Copy every record word for word.

▸ RECORDS PROVIDED:
---------------
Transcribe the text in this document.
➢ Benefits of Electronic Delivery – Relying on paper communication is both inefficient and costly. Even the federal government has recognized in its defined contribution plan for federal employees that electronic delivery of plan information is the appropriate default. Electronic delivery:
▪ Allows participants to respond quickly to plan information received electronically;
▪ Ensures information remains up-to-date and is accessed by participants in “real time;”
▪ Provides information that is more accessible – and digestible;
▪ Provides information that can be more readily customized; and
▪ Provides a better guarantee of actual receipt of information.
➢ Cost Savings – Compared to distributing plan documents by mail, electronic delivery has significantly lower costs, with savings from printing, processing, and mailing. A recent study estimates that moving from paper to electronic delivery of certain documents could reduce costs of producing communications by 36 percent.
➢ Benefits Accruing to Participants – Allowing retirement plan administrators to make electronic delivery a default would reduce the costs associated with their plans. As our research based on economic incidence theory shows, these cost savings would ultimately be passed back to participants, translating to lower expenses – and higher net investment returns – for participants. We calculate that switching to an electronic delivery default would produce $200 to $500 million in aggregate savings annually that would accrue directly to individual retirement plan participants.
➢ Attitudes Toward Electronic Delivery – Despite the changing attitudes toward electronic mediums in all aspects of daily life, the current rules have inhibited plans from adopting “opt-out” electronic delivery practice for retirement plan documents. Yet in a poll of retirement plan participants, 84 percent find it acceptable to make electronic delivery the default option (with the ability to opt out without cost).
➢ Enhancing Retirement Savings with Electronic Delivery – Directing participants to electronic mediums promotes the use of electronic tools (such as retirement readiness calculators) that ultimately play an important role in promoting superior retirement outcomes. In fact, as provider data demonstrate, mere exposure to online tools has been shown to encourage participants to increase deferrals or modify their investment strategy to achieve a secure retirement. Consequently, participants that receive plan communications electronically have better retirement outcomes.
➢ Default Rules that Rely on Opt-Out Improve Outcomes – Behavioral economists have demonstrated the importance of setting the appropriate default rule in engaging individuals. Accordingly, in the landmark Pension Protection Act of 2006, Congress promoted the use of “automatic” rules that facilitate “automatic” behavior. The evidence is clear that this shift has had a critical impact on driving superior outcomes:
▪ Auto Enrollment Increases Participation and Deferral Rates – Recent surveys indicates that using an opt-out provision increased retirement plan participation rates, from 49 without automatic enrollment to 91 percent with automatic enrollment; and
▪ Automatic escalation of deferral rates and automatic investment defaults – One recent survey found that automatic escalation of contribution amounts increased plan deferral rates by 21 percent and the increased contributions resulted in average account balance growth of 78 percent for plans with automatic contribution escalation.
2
---------------
▸ WRITTEN SOLUTION:
Transcribe the text in this document.
➢ Benefits of Electronic Delivery – Relying on paper communication is both inefficient and costly. Even the federal government has recognized in its defined contribution plan for federal employees that electronic delivery of plan information is the appropriate default. Electronic delivery:
▪ Allows participants to respond quickly to plan information received electronically;
▪ Ensures information remains up-to-date and is accessed by participants in “real time;”
▪ Provides information that is more accessible – and digestible;
▪ Provides information that can be more readily customized; and
▪ Provides a better guarantee of actual receipt of information.
➢ Cost Savings – Compared to distributing plan documents by mail, electronic delivery has significantly lower costs, with savings from printing, processing, and mailing. A recent study estimates that moving from paper to electronic delivery of certain documents could reduce costs of producing communications by 36 percent.
➢ Benefits Accruing to Participants – Allowing retirement plan administrators to make electronic delivery a default would reduce the costs associated with their plans. As our research based on economic incidence theory shows, these cost savings would ultimately be passed back to participants, translating to lower expenses – and higher net investment returns – for participants. We calculate that switching to an electronic delivery default would produce $200 to $500 million in aggregate savings annually that would accrue directly to individual retirement plan participants.
➢ Attitudes Toward Electronic Delivery – Despite the changing attitudes toward electronic mediums in all aspects of daily life, the current rules have inhibited plans from adopting “opt-out” electronic delivery practice for retirement plan documents. Yet in a poll of retirement plan participants, 84 percent find it acceptable to make electronic delivery the default option (with the ability to opt out without cost).
➢ Enhancing Retirement Savings with Electronic Delivery – Directing participants to electronic mediums promotes the use of electronic tools (such as retirement readiness calculators) that ultimately play an important role in promoting superior retirement outcomes. In fact, as provider data demonstrate, mere exposure to online tools has been shown to encourage participants to increase deferrals or modify their investment strategy to achieve a secure retirement. Consequently, participants that receive plan communications electronically have better retirement outcomes.
➢ Default Rules that Rely on Opt-Out Improve Outcomes – Behavioral economists have demonstrated the importance of setting the appropriate default rule in engaging individuals. Accordingly, in the landmark Pension Protection Act of 2006, Congress promoted the use of “automatic” rules that facilitate “automatic” behavior. The evidence is clear that this shift has had a critical impact on driving superior outcomes:
▪ Auto Enrollment Increases Participation and Deferral Rates – Recent surveys indicates that using an opt-out provision increased retirement plan participation rates, from 49 without automatic enrollment to 91 percent with automatic enrollment; and
▪ Automatic escalation of deferral rates and automatic investment defaults – One recent survey found that automatic escalation of contribution amounts increased plan deferral rates by 21 percent and the increased contributions resulted in average account balance growth of 78 percent for plans with automatic contribution escalation.
2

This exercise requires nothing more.